** Written request **
Identify the lines bearing the string "animi" and gather them.

(Extracted records)
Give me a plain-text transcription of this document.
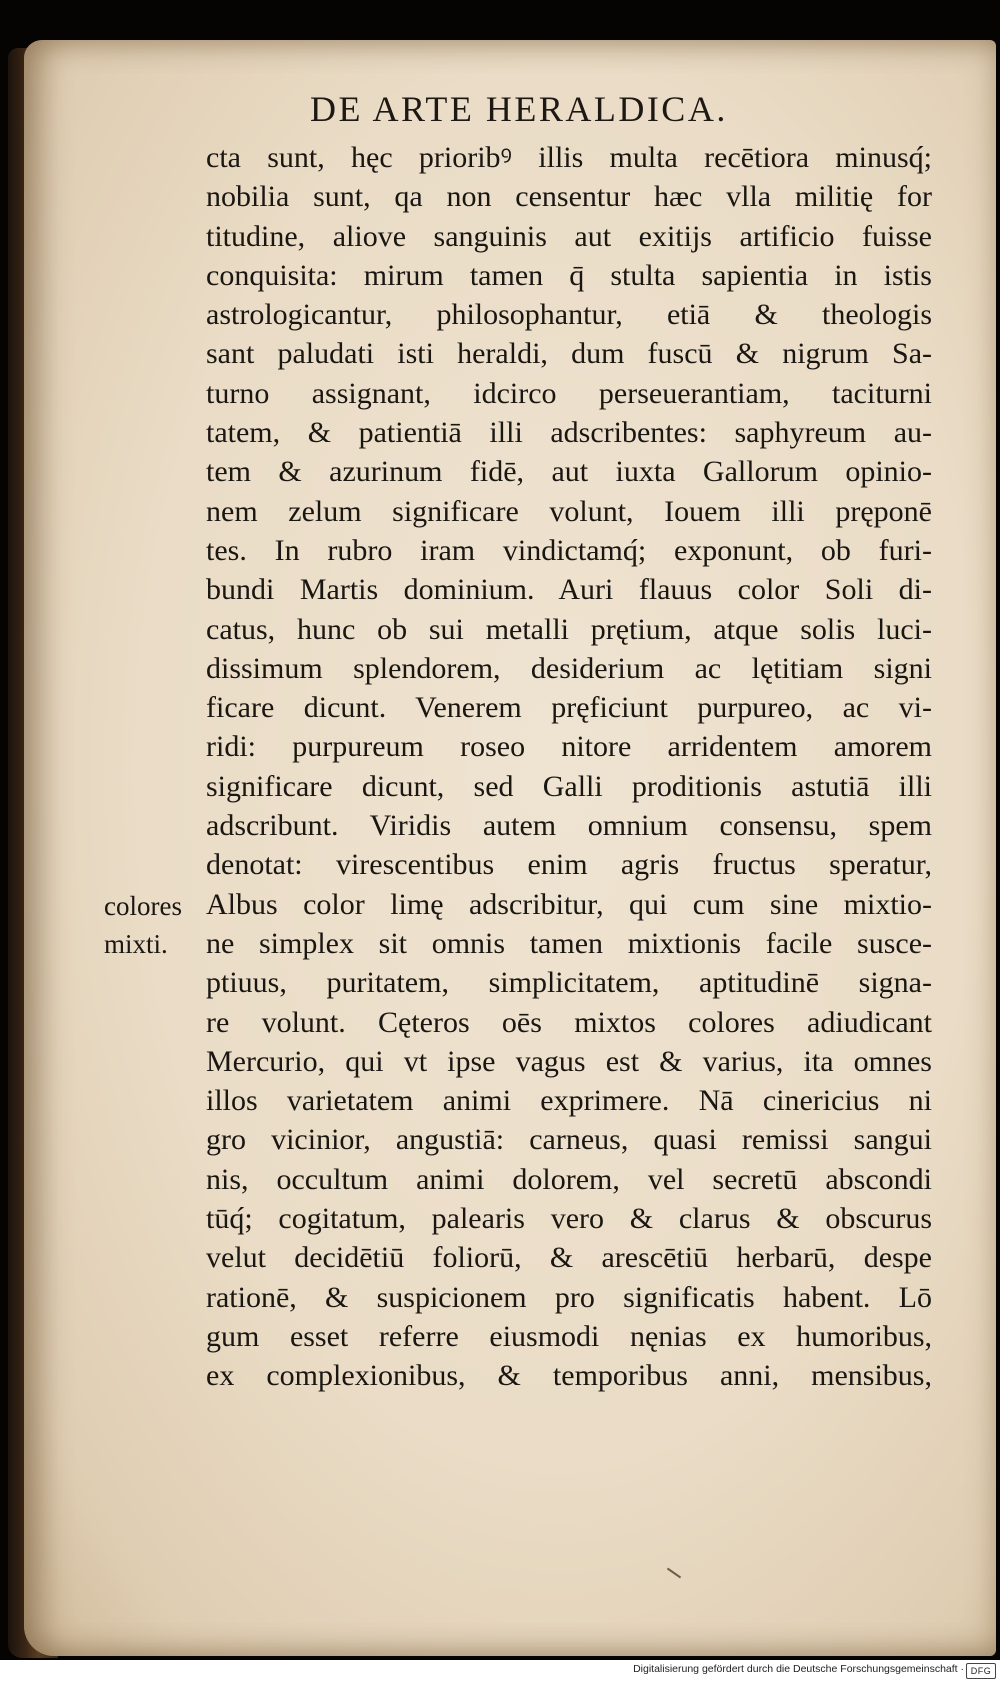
DE ARTE HERALDICA.
cta sunt, hęc prioribꝰ illis multa recētiora minusq́;
nobilia sunt, qa non censentur hæc vlla militię for
titudine, aliove sanguinis aut exitijs artificio fuisse
conquisita: mirum tamen q̄ stulta sapientia in istis
astrologicantur, philosophantur, etiā & theologis
sant paludati isti heraldi, dum fuscū & nigrum Sa-
turno assignant, idcirco perseuerantiam, taciturni
tatem, & patientiā illi adscribentes: saphyreum au-
tem & azurinum fidē, aut iuxta Gallorum opinio-
nem zelum significare volunt, Iouem illi pręponē
tes. In rubro iram vindictamq́; exponunt, ob furi-
bundi Martis dominium. Auri flauus color Soli di-
catus, hunc ob sui metalli prętium, atque solis luci-
dissimum splendorem, desiderium ac lętitiam signi
ficare dicunt. Venerem pręficiunt purpureo, ac vi-
ridi: purpureum roseo nitore arridentem amorem
significare dicunt, sed Galli proditionis astutiā illi
adscribunt. Viridis autem omnium consensu, spem
denotat: virescentibus enim agris fructus speratur,
Albus color limę adscribitur, qui cum sine mixtio-
ne simplex sit omnis tamen mixtionis facile susce-
ptiuus, puritatem, simplicitatem, aptitudinē signa-
re volunt. Cęteros oēs mixtos colores adiudicant
Mercurio, qui vt ipse vagus est & varius, ita omnes
illos varietatem animi exprimere. Nā cinericius ni
gro vicinior, angustiā: carneus, quasi remissi sangui
nis, occultum animi dolorem, vel secretū abscondi
tūq́; cogitatum, palearis vero & clarus & obscurus
velut decidētiū foliorū, & arescētiū herbarū, despe
rationē, & suspicionem pro significatis habent. Lō
gum esset referre eiusmodi nęnias ex humoribus,
ex complexionibus, & temporibus anni, mensibus,
colores
mixti.
Digitalisierung gefördert durch die Deutsche Forschungsgemeinschaft · DFG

** Problem solution **
illos varietatem animi exprimere. Nā cinericius ni
nis, occultum animi dolorem, vel secretū abscondi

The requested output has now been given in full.